# Exercise
Restate every entry word for word.

Start Provided material

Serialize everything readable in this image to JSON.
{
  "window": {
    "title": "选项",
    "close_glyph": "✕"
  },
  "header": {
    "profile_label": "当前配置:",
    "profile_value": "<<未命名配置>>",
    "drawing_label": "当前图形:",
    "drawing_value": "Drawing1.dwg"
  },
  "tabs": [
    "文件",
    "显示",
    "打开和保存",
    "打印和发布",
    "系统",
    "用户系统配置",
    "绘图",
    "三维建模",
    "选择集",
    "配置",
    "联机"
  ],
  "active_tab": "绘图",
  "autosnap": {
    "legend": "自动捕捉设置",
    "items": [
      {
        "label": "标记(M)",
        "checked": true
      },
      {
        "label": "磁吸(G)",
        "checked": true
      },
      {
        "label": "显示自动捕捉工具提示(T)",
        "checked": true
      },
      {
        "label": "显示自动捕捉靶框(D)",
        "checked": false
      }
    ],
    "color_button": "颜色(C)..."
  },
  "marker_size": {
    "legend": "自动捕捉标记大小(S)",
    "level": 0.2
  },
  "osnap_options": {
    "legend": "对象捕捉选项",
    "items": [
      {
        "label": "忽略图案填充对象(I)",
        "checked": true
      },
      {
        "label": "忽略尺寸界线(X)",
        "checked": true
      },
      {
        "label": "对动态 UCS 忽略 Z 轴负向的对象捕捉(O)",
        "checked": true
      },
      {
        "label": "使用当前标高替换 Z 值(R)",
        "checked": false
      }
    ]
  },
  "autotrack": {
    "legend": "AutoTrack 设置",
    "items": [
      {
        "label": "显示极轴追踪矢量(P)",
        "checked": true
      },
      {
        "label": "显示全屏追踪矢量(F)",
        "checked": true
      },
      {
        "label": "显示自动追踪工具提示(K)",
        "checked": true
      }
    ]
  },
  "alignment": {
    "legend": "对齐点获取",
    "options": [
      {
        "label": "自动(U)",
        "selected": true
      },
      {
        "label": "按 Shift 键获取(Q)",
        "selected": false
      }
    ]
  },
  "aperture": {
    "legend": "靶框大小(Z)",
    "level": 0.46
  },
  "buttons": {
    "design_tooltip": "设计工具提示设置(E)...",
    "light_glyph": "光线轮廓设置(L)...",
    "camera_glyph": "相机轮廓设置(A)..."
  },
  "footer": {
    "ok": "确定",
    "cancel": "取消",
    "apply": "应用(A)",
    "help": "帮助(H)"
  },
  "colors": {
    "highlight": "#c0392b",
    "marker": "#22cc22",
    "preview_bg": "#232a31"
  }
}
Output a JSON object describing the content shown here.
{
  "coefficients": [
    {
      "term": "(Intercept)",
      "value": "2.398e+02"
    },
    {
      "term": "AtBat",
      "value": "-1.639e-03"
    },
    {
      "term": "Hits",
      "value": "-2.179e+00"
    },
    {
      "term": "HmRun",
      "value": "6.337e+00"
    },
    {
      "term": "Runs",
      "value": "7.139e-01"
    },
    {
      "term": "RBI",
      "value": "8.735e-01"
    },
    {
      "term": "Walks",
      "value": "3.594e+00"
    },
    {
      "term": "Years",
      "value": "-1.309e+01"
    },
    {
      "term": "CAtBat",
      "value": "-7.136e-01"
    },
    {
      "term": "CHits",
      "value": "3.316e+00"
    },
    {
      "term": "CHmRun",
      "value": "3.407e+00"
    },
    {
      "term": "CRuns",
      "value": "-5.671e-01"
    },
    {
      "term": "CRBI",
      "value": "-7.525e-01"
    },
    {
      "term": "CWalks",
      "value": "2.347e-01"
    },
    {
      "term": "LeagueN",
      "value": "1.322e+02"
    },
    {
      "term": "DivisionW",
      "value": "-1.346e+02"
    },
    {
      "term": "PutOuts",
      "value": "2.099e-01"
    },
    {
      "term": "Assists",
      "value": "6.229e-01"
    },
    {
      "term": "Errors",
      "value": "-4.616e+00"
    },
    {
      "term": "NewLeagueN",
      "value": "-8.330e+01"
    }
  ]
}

End Provided material

# Output for this exercise
Serialize everything readable in this image to JSON.
{
  "window": {
    "title": "选项",
    "close_glyph": "✕"
  },
  "header": {
    "profile_label": "当前配置:",
    "profile_value": "<<未命名配置>>",
    "drawing_label": "当前图形:",
    "drawing_value": "Drawing1.dwg"
  },
  "tabs": [
    "文件",
    "显示",
    "打开和保存",
    "打印和发布",
    "系统",
    "用户系统配置",
    "绘图",
    "三维建模",
    "选择集",
    "配置",
    "联机"
  ],
  "active_tab": "绘图",
  "autosnap": {
    "legend": "自动捕捉设置",
    "items": [
      {
        "label": "标记(M)",
        "checked": true
      },
      {
        "label": "磁吸(G)",
        "checked": true
      },
      {
        "label": "显示自动捕捉工具提示(T)",
        "checked": true
      },
      {
        "label": "显示自动捕捉靶框(D)",
        "checked": false
      }
    ],
    "color_button": "颜色(C)..."
  },
  "marker_size": {
    "legend": "自动捕捉标记大小(S)",
    "level": 0.2
  },
  "osnap_options": {
    "legend": "对象捕捉选项",
    "items": [
      {
        "label": "忽略图案填充对象(I)",
        "checked": true
      },
      {
        "label": "忽略尺寸界线(X)",
        "checked": true
      },
      {
        "label": "对动态 UCS 忽略 Z 轴负向的对象捕捉(O)",
        "checked": true
      },
      {
        "label": "使用当前标高替换 Z 值(R)",
        "checked": false
      }
    ]
  },
  "autotrack": {
    "legend": "AutoTrack 设置",
    "items": [
      {
        "label": "显示极轴追踪矢量(P)",
        "checked": true
      },
      {
        "label": "显示全屏追踪矢量(F)",
        "checked": true
      },
      {
        "label": "显示自动追踪工具提示(K)",
        "checked": true
      }
    ]
  },
  "alignment": {
    "legend": "对齐点获取",
    "options": [
      {
        "label": "自动(U)",
        "selected": true
      },
      {
        "label": "按 Shift 键获取(Q)",
        "selected": false
      }
    ]
  },
  "aperture": {
    "legend": "靶框大小(Z)",
    "level": 0.46
  },
  "buttons": {
    "design_tooltip": "设计工具提示设置(E)...",
    "light_glyph": "光线轮廓设置(L)...",
    "camera_glyph": "相机轮廓设置(A)..."
  },
  "footer": {
    "ok": "确定",
    "cancel": "取消",
    "apply": "应用(A)",
    "help": "帮助(H)"
  },
  "colors": {
    "highlight": "#c0392b",
    "marker": "#22cc22",
    "preview_bg": "#232a31"
  }
}
Output a JSON object describing the content shown here.
{
  "coefficients": [
    {
      "term": "(Intercept)",
      "value": "2.398e+02"
    },
    {
      "term": "AtBat",
      "value": "-1.639e-03"
    },
    {
      "term": "Hits",
      "value": "-2.179e+00"
    },
    {
      "term": "HmRun",
      "value": "6.337e+00"
    },
    {
      "term": "Runs",
      "value": "7.139e-01"
    },
    {
      "term": "RBI",
      "value": "8.735e-01"
    },
    {
      "term": "Walks",
      "value": "3.594e+00"
    },
    {
      "term": "Years",
      "value": "-1.309e+01"
    },
    {
      "term": "CAtBat",
      "value": "-7.136e-01"
    },
    {
      "term": "CHits",
      "value": "3.316e+00"
    },
    {
      "term": "CHmRun",
      "value": "3.407e+00"
    },
    {
      "term": "CRuns",
      "value": "-5.671e-01"
    },
    {
      "term": "CRBI",
      "value": "-7.525e-01"
    },
    {
      "term": "CWalks",
      "value": "2.347e-01"
    },
    {
      "term": "LeagueN",
      "value": "1.322e+02"
    },
    {
      "term": "DivisionW",
      "value": "-1.346e+02"
    },
    {
      "term": "PutOuts",
      "value": "2.099e-01"
    },
    {
      "term": "Assists",
      "value": "6.229e-01"
    },
    {
      "term": "Errors",
      "value": "-4.616e+00"
    },
    {
      "term": "NewLeagueN",
      "value": "-8.330e+01"
    }
  ]
}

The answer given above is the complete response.